> [PROBLEM]: For each line in the data below, write an exact copy.

> [INFORMATION]:
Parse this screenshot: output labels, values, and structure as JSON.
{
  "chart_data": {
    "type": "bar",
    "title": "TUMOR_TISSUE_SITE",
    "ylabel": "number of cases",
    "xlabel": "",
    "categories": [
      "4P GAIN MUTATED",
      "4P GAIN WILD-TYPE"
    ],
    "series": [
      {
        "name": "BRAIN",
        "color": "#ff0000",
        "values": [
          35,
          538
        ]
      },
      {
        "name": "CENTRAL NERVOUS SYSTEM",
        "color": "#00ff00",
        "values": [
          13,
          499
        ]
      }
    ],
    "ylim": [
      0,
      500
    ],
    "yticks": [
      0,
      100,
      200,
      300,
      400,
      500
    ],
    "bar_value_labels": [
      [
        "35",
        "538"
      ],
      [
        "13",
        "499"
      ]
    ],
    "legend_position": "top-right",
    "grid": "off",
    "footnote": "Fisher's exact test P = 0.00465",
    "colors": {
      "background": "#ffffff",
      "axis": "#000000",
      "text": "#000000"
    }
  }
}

> [EXERCISE RESPONSE]:
Parse this screenshot: output labels, values, and structure as JSON.
{
  "chart_data": {
    "type": "bar",
    "title": "TUMOR_TISSUE_SITE",
    "ylabel": "number of cases",
    "xlabel": "",
    "categories": [
      "4P GAIN MUTATED",
      "4P GAIN WILD-TYPE"
    ],
    "series": [
      {
        "name": "BRAIN",
        "color": "#ff0000",
        "values": [
          35,
          538
        ]
      },
      {
        "name": "CENTRAL NERVOUS SYSTEM",
        "color": "#00ff00",
        "values": [
          13,
          499
        ]
      }
    ],
    "ylim": [
      0,
      500
    ],
    "yticks": [
      0,
      100,
      200,
      300,
      400,
      500
    ],
    "bar_value_labels": [
      [
        "35",
        "538"
      ],
      [
        "13",
        "499"
      ]
    ],
    "legend_position": "top-right",
    "grid": "off",
    "footnote": "Fisher's exact test P = 0.00465",
    "colors": {
      "background": "#ffffff",
      "axis": "#000000",
      "text": "#000000"
    }
  }
}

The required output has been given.